▶ Short task: Reproduce all of the data exactly, with no line skipped.

▶ Stored rows:
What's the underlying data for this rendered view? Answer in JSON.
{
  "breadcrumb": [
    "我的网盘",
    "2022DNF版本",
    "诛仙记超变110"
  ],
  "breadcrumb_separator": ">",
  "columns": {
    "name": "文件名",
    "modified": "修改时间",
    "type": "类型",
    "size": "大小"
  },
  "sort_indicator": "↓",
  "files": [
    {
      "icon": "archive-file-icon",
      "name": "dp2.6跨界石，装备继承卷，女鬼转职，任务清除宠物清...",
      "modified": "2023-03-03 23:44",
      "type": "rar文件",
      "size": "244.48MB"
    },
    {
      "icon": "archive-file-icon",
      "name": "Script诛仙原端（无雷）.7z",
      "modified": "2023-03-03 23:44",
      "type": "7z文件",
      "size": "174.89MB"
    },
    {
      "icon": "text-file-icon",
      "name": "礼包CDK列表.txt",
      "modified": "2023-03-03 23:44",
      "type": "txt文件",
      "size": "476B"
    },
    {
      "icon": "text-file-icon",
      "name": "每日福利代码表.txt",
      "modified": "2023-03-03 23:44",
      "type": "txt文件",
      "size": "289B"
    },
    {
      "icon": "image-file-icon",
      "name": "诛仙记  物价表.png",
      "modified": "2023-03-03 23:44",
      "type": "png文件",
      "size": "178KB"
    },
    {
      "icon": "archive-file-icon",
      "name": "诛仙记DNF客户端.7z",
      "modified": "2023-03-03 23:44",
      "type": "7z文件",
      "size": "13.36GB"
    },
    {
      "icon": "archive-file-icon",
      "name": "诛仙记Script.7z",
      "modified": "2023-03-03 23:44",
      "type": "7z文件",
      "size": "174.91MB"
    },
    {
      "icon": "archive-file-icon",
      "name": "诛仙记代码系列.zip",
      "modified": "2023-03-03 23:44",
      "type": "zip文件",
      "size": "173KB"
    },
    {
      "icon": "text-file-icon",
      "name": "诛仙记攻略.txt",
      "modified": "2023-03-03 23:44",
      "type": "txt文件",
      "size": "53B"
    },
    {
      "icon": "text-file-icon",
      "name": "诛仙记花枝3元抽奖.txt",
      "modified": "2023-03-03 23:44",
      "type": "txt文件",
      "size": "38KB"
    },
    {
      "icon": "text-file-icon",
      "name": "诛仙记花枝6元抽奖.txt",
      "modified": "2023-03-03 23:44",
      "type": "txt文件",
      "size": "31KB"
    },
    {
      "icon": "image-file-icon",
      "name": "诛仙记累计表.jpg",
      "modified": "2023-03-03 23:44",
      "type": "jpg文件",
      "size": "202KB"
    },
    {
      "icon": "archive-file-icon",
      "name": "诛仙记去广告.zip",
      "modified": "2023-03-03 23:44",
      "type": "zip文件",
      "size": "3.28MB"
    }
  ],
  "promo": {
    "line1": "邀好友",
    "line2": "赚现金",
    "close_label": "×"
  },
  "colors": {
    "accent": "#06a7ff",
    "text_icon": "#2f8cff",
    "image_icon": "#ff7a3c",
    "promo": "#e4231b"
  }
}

▶ Result for this exercise:
What's the underlying data for this rendered view? Answer in JSON.
{
  "breadcrumb": [
    "我的网盘",
    "2022DNF版本",
    "诛仙记超变110"
  ],
  "breadcrumb_separator": ">",
  "columns": {
    "name": "文件名",
    "modified": "修改时间",
    "type": "类型",
    "size": "大小"
  },
  "sort_indicator": "↓",
  "files": [
    {
      "icon": "archive-file-icon",
      "name": "dp2.6跨界石，装备继承卷，女鬼转职，任务清除宠物清...",
      "modified": "2023-03-03 23:44",
      "type": "rar文件",
      "size": "244.48MB"
    },
    {
      "icon": "archive-file-icon",
      "name": "Script诛仙原端（无雷）.7z",
      "modified": "2023-03-03 23:44",
      "type": "7z文件",
      "size": "174.89MB"
    },
    {
      "icon": "text-file-icon",
      "name": "礼包CDK列表.txt",
      "modified": "2023-03-03 23:44",
      "type": "txt文件",
      "size": "476B"
    },
    {
      "icon": "text-file-icon",
      "name": "每日福利代码表.txt",
      "modified": "2023-03-03 23:44",
      "type": "txt文件",
      "size": "289B"
    },
    {
      "icon": "image-file-icon",
      "name": "诛仙记  物价表.png",
      "modified": "2023-03-03 23:44",
      "type": "png文件",
      "size": "178KB"
    },
    {
      "icon": "archive-file-icon",
      "name": "诛仙记DNF客户端.7z",
      "modified": "2023-03-03 23:44",
      "type": "7z文件",
      "size": "13.36GB"
    },
    {
      "icon": "archive-file-icon",
      "name": "诛仙记Script.7z",
      "modified": "2023-03-03 23:44",
      "type": "7z文件",
      "size": "174.91MB"
    },
    {
      "icon": "archive-file-icon",
      "name": "诛仙记代码系列.zip",
      "modified": "2023-03-03 23:44",
      "type": "zip文件",
      "size": "173KB"
    },
    {
      "icon": "text-file-icon",
      "name": "诛仙记攻略.txt",
      "modified": "2023-03-03 23:44",
      "type": "txt文件",
      "size": "53B"
    },
    {
      "icon": "text-file-icon",
      "name": "诛仙记花枝3元抽奖.txt",
      "modified": "2023-03-03 23:44",
      "type": "txt文件",
      "size": "38KB"
    },
    {
      "icon": "text-file-icon",
      "name": "诛仙记花枝6元抽奖.txt",
      "modified": "2023-03-03 23:44",
      "type": "txt文件",
      "size": "31KB"
    },
    {
      "icon": "image-file-icon",
      "name": "诛仙记累计表.jpg",
      "modified": "2023-03-03 23:44",
      "type": "jpg文件",
      "size": "202KB"
    },
    {
      "icon": "archive-file-icon",
      "name": "诛仙记去广告.zip",
      "modified": "2023-03-03 23:44",
      "type": "zip文件",
      "size": "3.28MB"
    }
  ],
  "promo": {
    "line1": "邀好友",
    "line2": "赚现金",
    "close_label": "×"
  },
  "colors": {
    "accent": "#06a7ff",
    "text_icon": "#2f8cff",
    "image_icon": "#ff7a3c",
    "promo": "#e4231b"
  }
}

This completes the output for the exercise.